Raw records =
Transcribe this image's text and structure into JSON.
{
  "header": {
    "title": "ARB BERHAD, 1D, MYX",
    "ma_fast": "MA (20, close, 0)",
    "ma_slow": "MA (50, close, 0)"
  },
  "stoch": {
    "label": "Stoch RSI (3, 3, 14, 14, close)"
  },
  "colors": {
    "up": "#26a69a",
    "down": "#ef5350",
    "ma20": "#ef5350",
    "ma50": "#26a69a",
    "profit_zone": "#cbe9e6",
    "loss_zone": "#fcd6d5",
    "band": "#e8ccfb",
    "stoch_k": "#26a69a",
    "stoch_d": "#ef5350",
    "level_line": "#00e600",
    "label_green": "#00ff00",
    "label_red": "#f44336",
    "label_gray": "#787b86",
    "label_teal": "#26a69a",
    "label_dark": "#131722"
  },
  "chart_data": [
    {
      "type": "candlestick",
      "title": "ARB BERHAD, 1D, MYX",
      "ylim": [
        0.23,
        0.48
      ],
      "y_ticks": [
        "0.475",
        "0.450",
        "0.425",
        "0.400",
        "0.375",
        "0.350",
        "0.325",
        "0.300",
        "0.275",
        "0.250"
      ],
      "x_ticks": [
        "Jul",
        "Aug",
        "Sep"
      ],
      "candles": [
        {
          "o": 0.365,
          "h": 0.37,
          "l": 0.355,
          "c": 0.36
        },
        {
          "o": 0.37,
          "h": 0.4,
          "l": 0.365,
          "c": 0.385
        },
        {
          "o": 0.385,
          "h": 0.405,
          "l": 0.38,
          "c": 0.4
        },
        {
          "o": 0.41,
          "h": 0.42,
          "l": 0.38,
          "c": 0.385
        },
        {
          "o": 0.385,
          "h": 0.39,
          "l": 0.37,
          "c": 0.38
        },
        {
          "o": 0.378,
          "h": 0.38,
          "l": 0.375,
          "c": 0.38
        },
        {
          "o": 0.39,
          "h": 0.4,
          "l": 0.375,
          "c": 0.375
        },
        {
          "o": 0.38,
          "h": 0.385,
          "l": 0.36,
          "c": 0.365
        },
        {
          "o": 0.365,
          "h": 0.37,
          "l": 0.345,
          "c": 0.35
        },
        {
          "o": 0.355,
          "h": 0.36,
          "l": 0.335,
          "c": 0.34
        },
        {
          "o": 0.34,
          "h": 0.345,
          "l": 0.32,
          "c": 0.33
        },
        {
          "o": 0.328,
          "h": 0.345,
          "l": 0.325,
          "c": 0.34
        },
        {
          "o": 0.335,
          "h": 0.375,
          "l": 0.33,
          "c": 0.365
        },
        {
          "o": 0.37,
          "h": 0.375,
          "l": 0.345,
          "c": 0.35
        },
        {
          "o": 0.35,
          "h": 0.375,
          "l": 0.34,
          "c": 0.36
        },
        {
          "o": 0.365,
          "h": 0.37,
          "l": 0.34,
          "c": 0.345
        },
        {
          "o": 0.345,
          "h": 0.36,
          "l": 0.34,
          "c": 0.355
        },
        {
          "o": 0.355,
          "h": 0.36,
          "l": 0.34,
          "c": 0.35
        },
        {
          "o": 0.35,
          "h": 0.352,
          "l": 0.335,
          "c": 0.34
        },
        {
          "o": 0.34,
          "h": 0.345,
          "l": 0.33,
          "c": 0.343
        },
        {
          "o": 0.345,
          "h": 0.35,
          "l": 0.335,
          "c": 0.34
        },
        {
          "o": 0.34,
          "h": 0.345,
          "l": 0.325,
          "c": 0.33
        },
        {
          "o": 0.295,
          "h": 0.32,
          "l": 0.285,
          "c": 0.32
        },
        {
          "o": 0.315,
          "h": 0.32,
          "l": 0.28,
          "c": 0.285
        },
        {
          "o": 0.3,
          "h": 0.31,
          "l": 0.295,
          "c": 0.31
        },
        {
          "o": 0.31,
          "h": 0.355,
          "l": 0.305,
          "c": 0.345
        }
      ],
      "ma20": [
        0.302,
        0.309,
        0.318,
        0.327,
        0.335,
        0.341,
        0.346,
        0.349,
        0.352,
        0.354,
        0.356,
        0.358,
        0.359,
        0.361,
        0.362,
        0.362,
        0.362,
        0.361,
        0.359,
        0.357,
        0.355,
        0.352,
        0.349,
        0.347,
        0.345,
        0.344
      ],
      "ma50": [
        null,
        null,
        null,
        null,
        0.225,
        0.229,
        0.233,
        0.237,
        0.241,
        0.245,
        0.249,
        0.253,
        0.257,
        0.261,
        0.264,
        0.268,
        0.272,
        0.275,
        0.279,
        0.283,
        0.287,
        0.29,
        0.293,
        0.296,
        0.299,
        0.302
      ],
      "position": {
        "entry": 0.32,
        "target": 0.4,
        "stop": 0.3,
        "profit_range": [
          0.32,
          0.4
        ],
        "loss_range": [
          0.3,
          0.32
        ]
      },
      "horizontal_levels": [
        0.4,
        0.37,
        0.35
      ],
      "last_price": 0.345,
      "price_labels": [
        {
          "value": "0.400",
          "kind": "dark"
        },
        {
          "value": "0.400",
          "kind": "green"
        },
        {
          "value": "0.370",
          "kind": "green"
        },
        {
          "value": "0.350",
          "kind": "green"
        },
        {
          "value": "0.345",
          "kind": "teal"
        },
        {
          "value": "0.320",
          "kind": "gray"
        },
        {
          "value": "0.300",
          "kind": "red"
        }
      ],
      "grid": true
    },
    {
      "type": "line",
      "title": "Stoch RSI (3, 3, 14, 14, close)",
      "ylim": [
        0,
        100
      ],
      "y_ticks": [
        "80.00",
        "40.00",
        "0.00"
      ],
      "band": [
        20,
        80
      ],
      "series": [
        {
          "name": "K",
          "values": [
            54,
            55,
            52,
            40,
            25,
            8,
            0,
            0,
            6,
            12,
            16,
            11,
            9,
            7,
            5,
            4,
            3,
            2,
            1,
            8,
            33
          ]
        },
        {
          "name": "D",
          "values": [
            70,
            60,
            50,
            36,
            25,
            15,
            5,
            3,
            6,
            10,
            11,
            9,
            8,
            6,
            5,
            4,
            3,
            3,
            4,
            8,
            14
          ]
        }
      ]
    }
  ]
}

Requirements = From the listing above, copy out each line where the word "kind" appears.

Problem solution =
          "kind": "dark"
          "kind": "green"
          "kind": "green"
          "kind": "green"
          "kind": "teal"
          "kind": "gray"
          "kind": "red"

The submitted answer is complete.